▶ _Data_

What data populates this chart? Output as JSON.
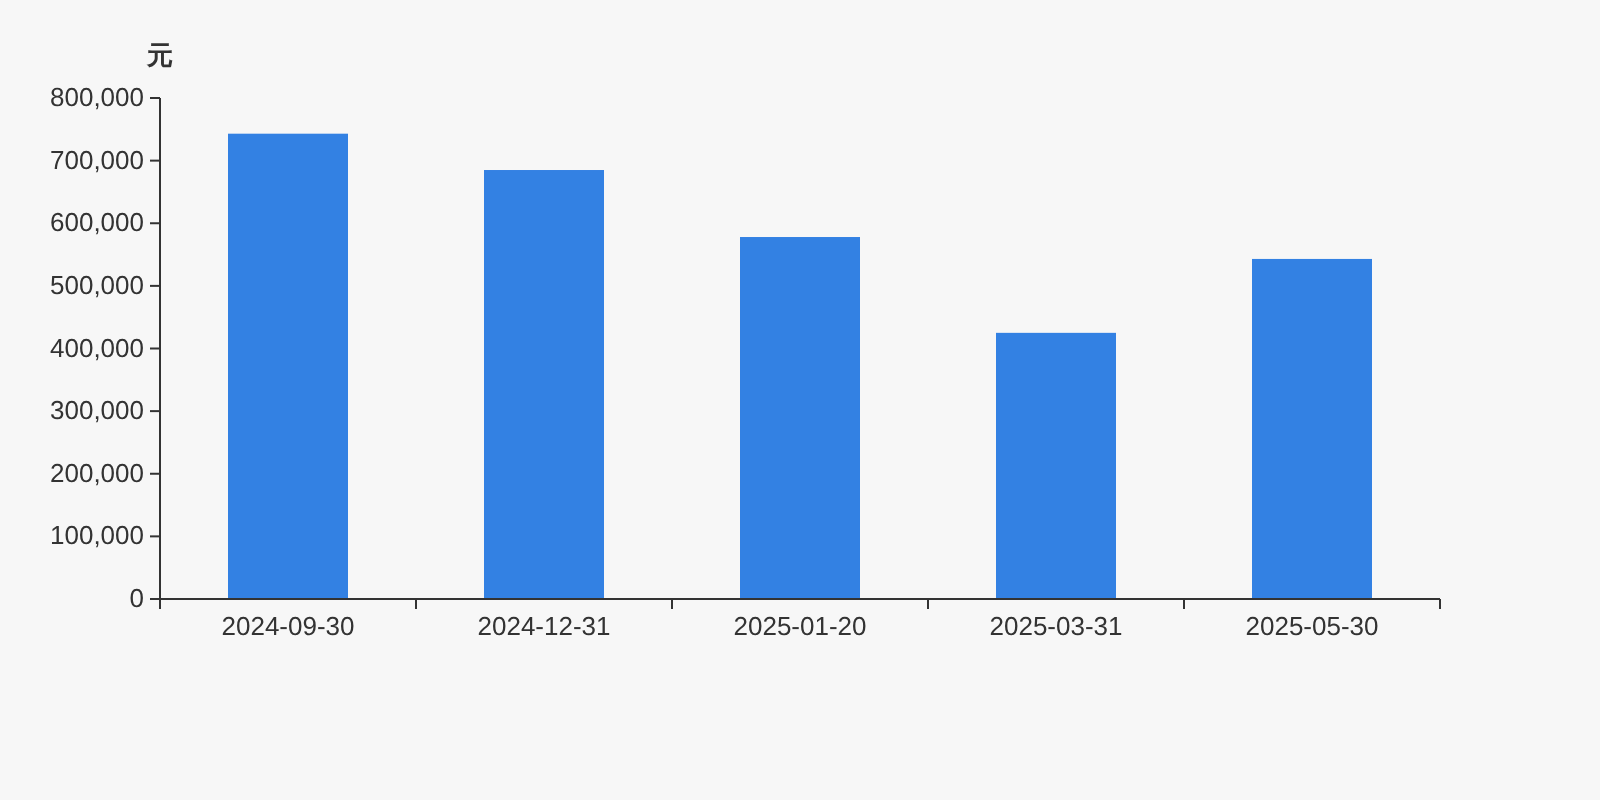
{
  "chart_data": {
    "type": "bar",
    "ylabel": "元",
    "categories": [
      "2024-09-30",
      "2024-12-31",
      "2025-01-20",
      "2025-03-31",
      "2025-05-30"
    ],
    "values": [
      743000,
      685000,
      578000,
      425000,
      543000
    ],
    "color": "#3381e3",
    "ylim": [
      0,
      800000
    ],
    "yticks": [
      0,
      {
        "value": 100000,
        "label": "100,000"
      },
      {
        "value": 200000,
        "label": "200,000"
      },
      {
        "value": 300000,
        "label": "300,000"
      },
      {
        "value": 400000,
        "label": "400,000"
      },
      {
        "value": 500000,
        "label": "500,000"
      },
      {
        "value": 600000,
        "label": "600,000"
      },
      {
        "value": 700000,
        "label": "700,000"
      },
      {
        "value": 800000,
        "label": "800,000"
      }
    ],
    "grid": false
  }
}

▶ _Exercise_
Every line above should be returned word for word, with the pictures left behind.

▶ _Written response_
What data populates this chart? Output as JSON.
{
  "chart_data": {
    "type": "bar",
    "ylabel": "元",
    "categories": [
      "2024-09-30",
      "2024-12-31",
      "2025-01-20",
      "2025-03-31",
      "2025-05-30"
    ],
    "values": [
      743000,
      685000,
      578000,
      425000,
      543000
    ],
    "color": "#3381e3",
    "ylim": [
      0,
      800000
    ],
    "yticks": [
      0,
      {
        "value": 100000,
        "label": "100,000"
      },
      {
        "value": 200000,
        "label": "200,000"
      },
      {
        "value": 300000,
        "label": "300,000"
      },
      {
        "value": 400000,
        "label": "400,000"
      },
      {
        "value": 500000,
        "label": "500,000"
      },
      {
        "value": 600000,
        "label": "600,000"
      },
      {
        "value": 700000,
        "label": "700,000"
      },
      {
        "value": 800000,
        "label": "800,000"
      }
    ],
    "grid": false
  }
}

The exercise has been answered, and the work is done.